### Task description
Output the full listing below exactly as it reads, and skip anything that is a picture.

══════════

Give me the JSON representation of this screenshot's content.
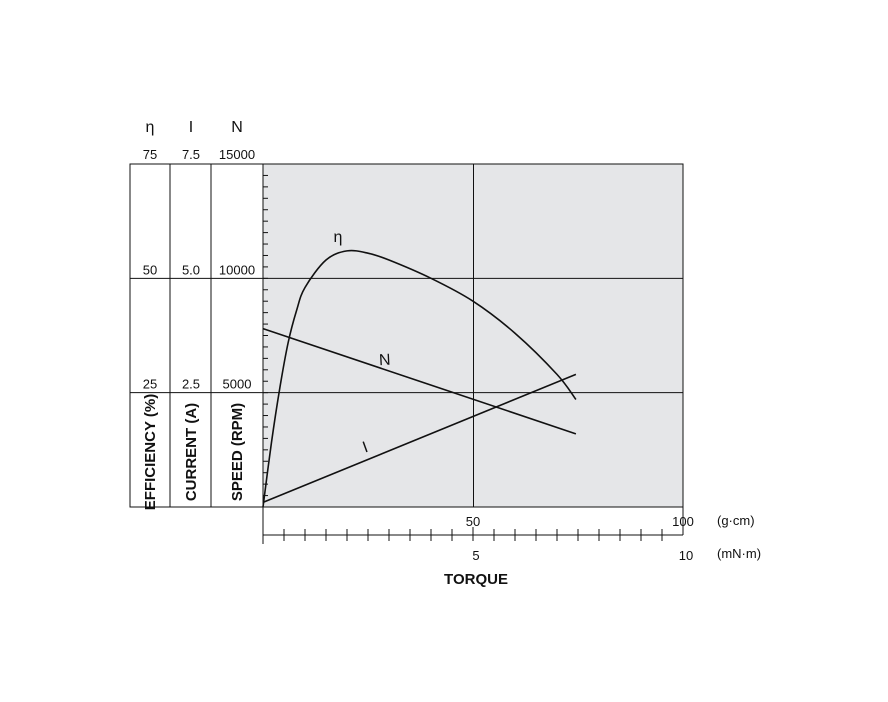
{
  "chart_data": {
    "type": "line",
    "xlabel": "TORQUE",
    "x_axes": [
      {
        "unit": "(g·cm)",
        "range": [
          0,
          100
        ],
        "tick_labels": [
          {
            "value": 50,
            "label": "50"
          },
          {
            "value": 100,
            "label": "100"
          }
        ],
        "minor_step": 5
      },
      {
        "unit": "(mN·m)",
        "range": [
          0,
          10
        ],
        "tick_labels": [
          {
            "value": 5,
            "label": "5"
          },
          {
            "value": 10,
            "label": "10"
          }
        ],
        "minor_step": 0.5
      }
    ],
    "y_axes": [
      {
        "symbol": "η",
        "label": "EFFICIENCY (%)",
        "range": [
          0,
          75
        ],
        "tick_labels": [
          "25",
          "50",
          "75"
        ]
      },
      {
        "symbol": "I",
        "label": "CURRENT (A)",
        "range": [
          0,
          7.5
        ],
        "tick_labels": [
          "2.5",
          "5.0",
          "7.5"
        ]
      },
      {
        "symbol": "N",
        "label": "SPEED (RPM)",
        "range": [
          0,
          15000
        ],
        "tick_labels": [
          "5000",
          "10000",
          "15000"
        ]
      }
    ],
    "grid": true,
    "series": [
      {
        "name": "η",
        "axis": 0,
        "x": [
          0,
          2,
          4,
          6,
          8,
          10,
          15,
          20,
          25,
          30,
          40,
          50,
          60,
          70,
          74.5
        ],
        "y": [
          0,
          14,
          26,
          36,
          43,
          48,
          54,
          56,
          55.5,
          54,
          50,
          45,
          38,
          29,
          23.5
        ]
      },
      {
        "name": "N",
        "axis": 2,
        "x": [
          0,
          74.5
        ],
        "y": [
          7800,
          3200
        ]
      },
      {
        "name": "I",
        "axis": 1,
        "x": [
          0,
          74.5
        ],
        "y": [
          0.1,
          2.9
        ]
      }
    ]
  }
}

══════════

### Response to the task
Give me the JSON representation of this screenshot's content.
{
  "chart_data": {
    "type": "line",
    "xlabel": "TORQUE",
    "x_axes": [
      {
        "unit": "(g·cm)",
        "range": [
          0,
          100
        ],
        "tick_labels": [
          {
            "value": 50,
            "label": "50"
          },
          {
            "value": 100,
            "label": "100"
          }
        ],
        "minor_step": 5
      },
      {
        "unit": "(mN·m)",
        "range": [
          0,
          10
        ],
        "tick_labels": [
          {
            "value": 5,
            "label": "5"
          },
          {
            "value": 10,
            "label": "10"
          }
        ],
        "minor_step": 0.5
      }
    ],
    "y_axes": [
      {
        "symbol": "η",
        "label": "EFFICIENCY (%)",
        "range": [
          0,
          75
        ],
        "tick_labels": [
          "25",
          "50",
          "75"
        ]
      },
      {
        "symbol": "I",
        "label": "CURRENT (A)",
        "range": [
          0,
          7.5
        ],
        "tick_labels": [
          "2.5",
          "5.0",
          "7.5"
        ]
      },
      {
        "symbol": "N",
        "label": "SPEED (RPM)",
        "range": [
          0,
          15000
        ],
        "tick_labels": [
          "5000",
          "10000",
          "15000"
        ]
      }
    ],
    "grid": true,
    "series": [
      {
        "name": "η",
        "axis": 0,
        "x": [
          0,
          2,
          4,
          6,
          8,
          10,
          15,
          20,
          25,
          30,
          40,
          50,
          60,
          70,
          74.5
        ],
        "y": [
          0,
          14,
          26,
          36,
          43,
          48,
          54,
          56,
          55.5,
          54,
          50,
          45,
          38,
          29,
          23.5
        ]
      },
      {
        "name": "N",
        "axis": 2,
        "x": [
          0,
          74.5
        ],
        "y": [
          7800,
          3200
        ]
      },
      {
        "name": "I",
        "axis": 1,
        "x": [
          0,
          74.5
        ],
        "y": [
          0.1,
          2.9
        ]
      }
    ]
  }
}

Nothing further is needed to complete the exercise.